━━━ Available data ━━━

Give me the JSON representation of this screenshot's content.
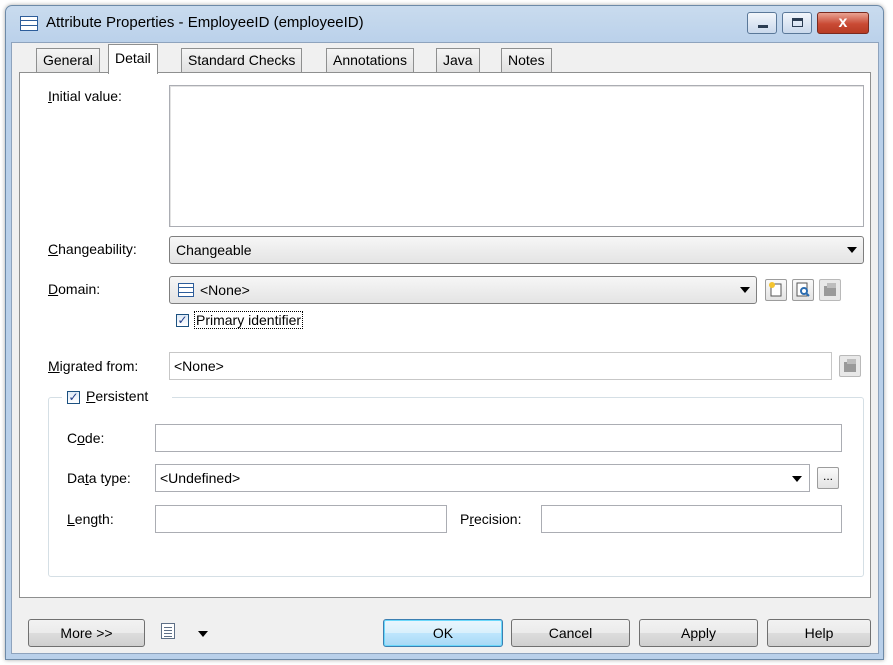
{
  "window": {
    "title": "Attribute Properties - EmployeeID (employeeID)",
    "controls": {
      "minimize_icon": "minimize-icon",
      "maximize_icon": "maximize-icon",
      "close_glyph": "x"
    }
  },
  "tabs": [
    {
      "label": "General",
      "active": false
    },
    {
      "label": "Detail",
      "active": true
    },
    {
      "label": "Standard Checks",
      "active": false
    },
    {
      "label": "Annotations",
      "active": false
    },
    {
      "label": "Java",
      "active": false
    },
    {
      "label": "Notes",
      "active": false
    }
  ],
  "detail": {
    "initial_value": {
      "label_mnemonic": "I",
      "label_rest": "nitial value:",
      "value": ""
    },
    "changeability": {
      "label_mnemonic": "C",
      "label_rest": "hangeability:",
      "value": "Changeable"
    },
    "domain": {
      "label_mnemonic": "D",
      "label_rest": "omain:",
      "value": "<None>"
    },
    "primary_identifier": {
      "label": "Primary identifier",
      "checked": true
    },
    "migrated_from": {
      "label_mnemonic": "M",
      "label_rest": "igrated from:",
      "value": "<None>"
    },
    "persistent": {
      "label_mnemonic": "P",
      "label_rest": "ersistent",
      "checked": true,
      "code": {
        "label_pre": "C",
        "label_mnemonic": "o",
        "label_rest": "de:",
        "value": ""
      },
      "data_type": {
        "label_pre": "Da",
        "label_mnemonic": "t",
        "label_rest": "a type:",
        "value": "<Undefined>",
        "browse": "..."
      },
      "length": {
        "label_mnemonic": "L",
        "label_rest": "ength:",
        "value": ""
      },
      "precision": {
        "label_pre": "P",
        "label_mnemonic": "r",
        "label_rest": "ecision:",
        "value": ""
      }
    }
  },
  "footer": {
    "more": "More >>",
    "ok": "OK",
    "cancel": "Cancel",
    "apply": "Apply",
    "help": "Help"
  },
  "colors": {
    "title_bar": "#b9d0ea",
    "dialog_bg": "#f0f0f0",
    "close_button": "#c94a34",
    "default_button": "#bee6fd",
    "checkbox_mark": "#1f3c88"
  }
}
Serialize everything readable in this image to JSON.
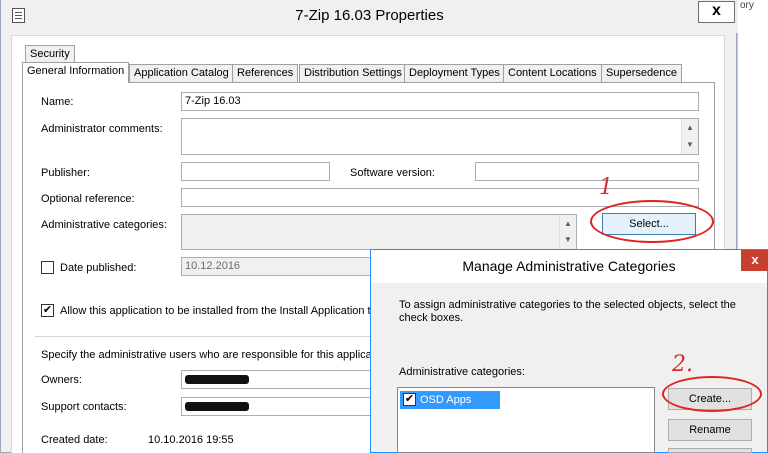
{
  "window": {
    "title": "7-Zip 16.03 Properties",
    "close_label": "x",
    "right_edge_text": "ory"
  },
  "tabs": {
    "row1": [
      "Security"
    ],
    "row2": [
      "General Information",
      "Application Catalog",
      "References",
      "Distribution Settings",
      "Deployment Types",
      "Content Locations",
      "Supersedence"
    ]
  },
  "general": {
    "name_label": "Name:",
    "name_value": "7-Zip 16.03",
    "admin_comments_label": "Administrator comments:",
    "publisher_label": "Publisher:",
    "software_version_label": "Software version:",
    "optional_reference_label": "Optional reference:",
    "admin_categories_label": "Administrative categories:",
    "select_button": "Select...",
    "date_published_label": "Date published:",
    "date_published_value": "10.12.2016",
    "allow_install_label": "Allow this application to be installed from the Install Application tas",
    "specify_label": "Specify the administrative users who are responsible for this application",
    "owners_label": "Owners:",
    "support_contacts_label": "Support contacts:",
    "created_date_label": "Created date:",
    "created_date_value": "10.10.2016 19:55"
  },
  "dialog": {
    "title": "Manage Administrative Categories",
    "close_label": "x",
    "instruction": "To assign administrative categories to the selected objects, select the check boxes.",
    "categories_label": "Administrative categories:",
    "items": [
      {
        "label": "OSD Apps",
        "checked": true
      }
    ],
    "create_button": "Create...",
    "rename_button": "Rename"
  },
  "annotations": {
    "mark1": "1",
    "mark2": "2."
  },
  "colors": {
    "annotation_red": "#e02424",
    "selection_blue": "#3399ff",
    "dialog_border": "#1e90ff"
  }
}
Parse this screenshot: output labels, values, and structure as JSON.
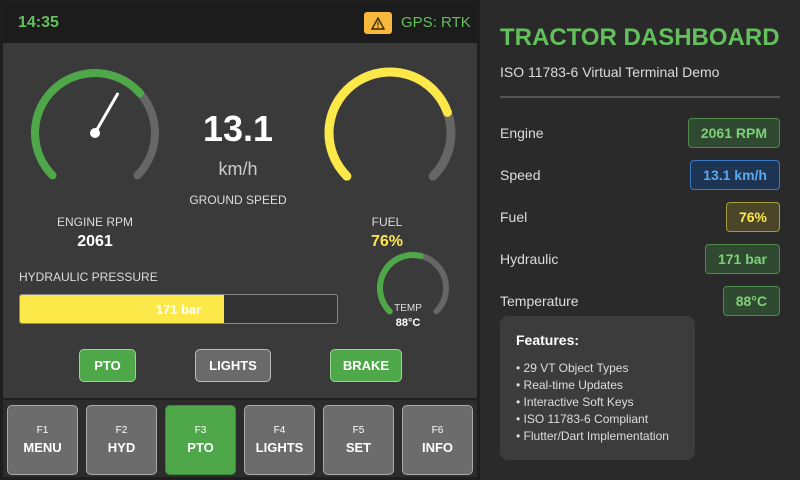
{
  "terminal": {
    "clock": "14:35",
    "gps_status": "GPS: RTK",
    "warning_icon": "warning-triangle-icon",
    "engine": {
      "label": "ENGINE RPM",
      "value": "2061",
      "fraction": 0.68
    },
    "speed": {
      "value": "13.1",
      "unit": "km/h",
      "label": "GROUND SPEED"
    },
    "fuel": {
      "label": "FUEL",
      "value": "76%",
      "fraction": 0.76
    },
    "hydraulic": {
      "label": "HYDRAULIC PRESSURE",
      "value": "171 bar",
      "fraction": 0.645
    },
    "temp": {
      "label": "TEMP",
      "value": "88°C",
      "fraction": 0.55
    },
    "toggles": [
      {
        "label": "PTO",
        "on": true
      },
      {
        "label": "LIGHTS",
        "on": false
      },
      {
        "label": "BRAKE",
        "on": true
      }
    ],
    "softkeys": [
      {
        "key": "F1",
        "label": "MENU",
        "active": false
      },
      {
        "key": "F2",
        "label": "HYD",
        "active": false
      },
      {
        "key": "F3",
        "label": "PTO",
        "active": true
      },
      {
        "key": "F4",
        "label": "LIGHTS",
        "active": false
      },
      {
        "key": "F5",
        "label": "SET",
        "active": false
      },
      {
        "key": "F6",
        "label": "INFO",
        "active": false
      }
    ]
  },
  "info": {
    "title": "TRACTOR DASHBOARD",
    "subtitle": "ISO 11783-6 Virtual Terminal Demo",
    "rows": [
      {
        "label": "Engine",
        "value": "2061 RPM",
        "style": "green"
      },
      {
        "label": "Speed",
        "value": "13.1 km/h",
        "style": "blue"
      },
      {
        "label": "Fuel",
        "value": "76%",
        "style": "yellow"
      },
      {
        "label": "Hydraulic",
        "value": "171 bar",
        "style": "green"
      },
      {
        "label": "Temperature",
        "value": "88°C",
        "style": "green"
      }
    ],
    "features": {
      "title": "Features:",
      "items": [
        "• 29 VT Object Types",
        "• Real-time Updates",
        "• Interactive Soft Keys",
        "• ISO 11783-6 Compliant",
        "• Flutter/Dart Implementation"
      ]
    }
  },
  "colors": {
    "green": "#63c05c",
    "gauge_green": "#4ea84a",
    "yellow": "#fde84a",
    "track": "#666666",
    "warning": "#f6b93b"
  }
}
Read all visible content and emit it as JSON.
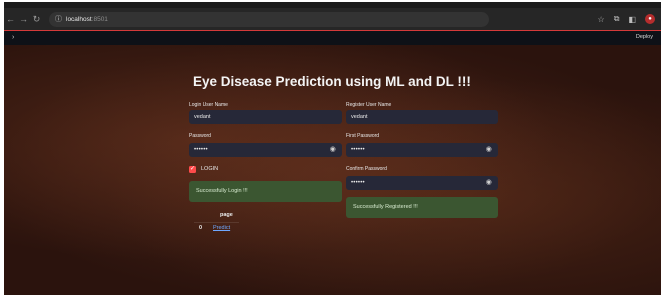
{
  "browser": {
    "url_host": "localhost",
    "url_port": ":8501"
  },
  "app": {
    "deploy_label": "Deploy",
    "title": "Eye Disease Prediction using ML and DL !!!"
  },
  "login": {
    "username_label": "Login User Name",
    "username_value": "vedant",
    "password_label": "Password",
    "password_value": "••••••",
    "checkbox_label": "LOGIN",
    "checkbox_checked": true,
    "success_message": "Successfully Login !!!",
    "table": {
      "header": "page",
      "rows": [
        {
          "index": "0",
          "link": "Predict"
        }
      ]
    }
  },
  "register": {
    "username_label": "Register User Name",
    "username_value": "vedant",
    "first_password_label": "First Password",
    "first_password_value": "••••••",
    "confirm_password_label": "Confirm Password",
    "confirm_password_value": "••••••",
    "success_message": "Successfully Registered !!!"
  },
  "colors": {
    "accent": "#ff4b4b",
    "success_bg": "#3b5631",
    "input_bg": "#262838",
    "link": "#6fa8ff"
  }
}
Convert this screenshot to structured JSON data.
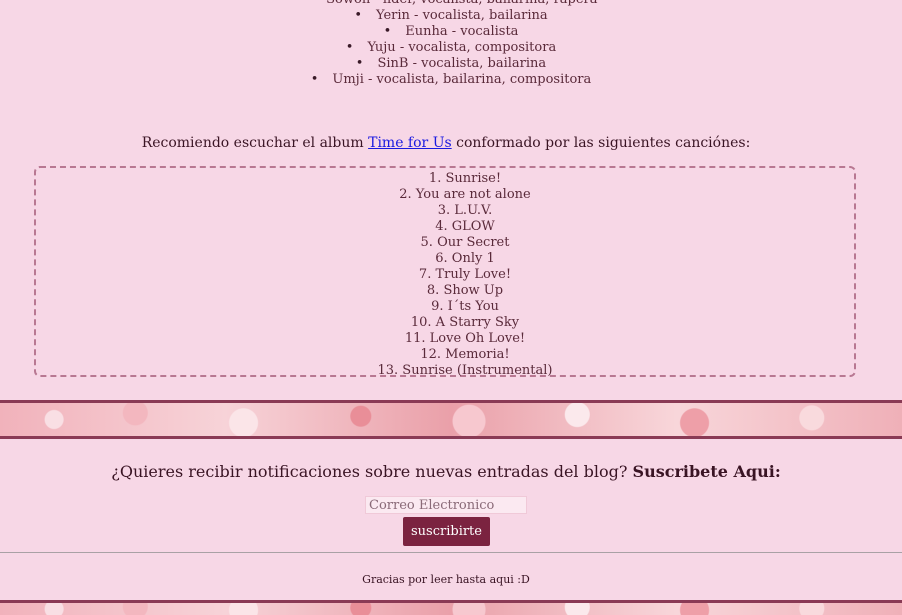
{
  "members": [
    "Sowon - líder, vocalista, bailarina, rapera",
    "Yerin - vocalista, bailarina",
    "Eunha - vocalista",
    "Yuju - vocalista, compositora",
    "SinB - vocalista, bailarina",
    "Umji - vocalista, bailarina, compositora"
  ],
  "recommend": {
    "prefix": "Recomiendo escuchar el album",
    "album_link": "Time for Us",
    "suffix": "conformado por las siguientes canciónes:"
  },
  "tracks": [
    "1. Sunrise!",
    "2. You are not alone",
    "3. L.U.V.",
    "4. GLOW",
    "5. Our Secret",
    "6. Only 1",
    "7. Truly Love!",
    "8. Show Up",
    "9. I´ts You",
    "10. A Starry Sky",
    "11. Love Oh Love!",
    "12. Memoria!",
    "13. Sunrise (Instrumental)"
  ],
  "subscribe": {
    "question": "¿Quieres recibir notificaciones sobre nuevas entradas del blog?",
    "cta": "Suscribete Aqui:",
    "email_placeholder": "Correo Electronico",
    "email_value": "",
    "button_label": "suscribirte"
  },
  "footer": {
    "thanks": "Gracias por leer hasta aqui :D"
  },
  "colors": {
    "background": "#f7d7e6",
    "button": "#7b2340",
    "link": "#1a1ae0",
    "dashed_border": "#b87892"
  }
}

━━━

Aim:
Every line of the listing that holds "bailarina" is to be counted; give only the resulting number.

Solution below:
4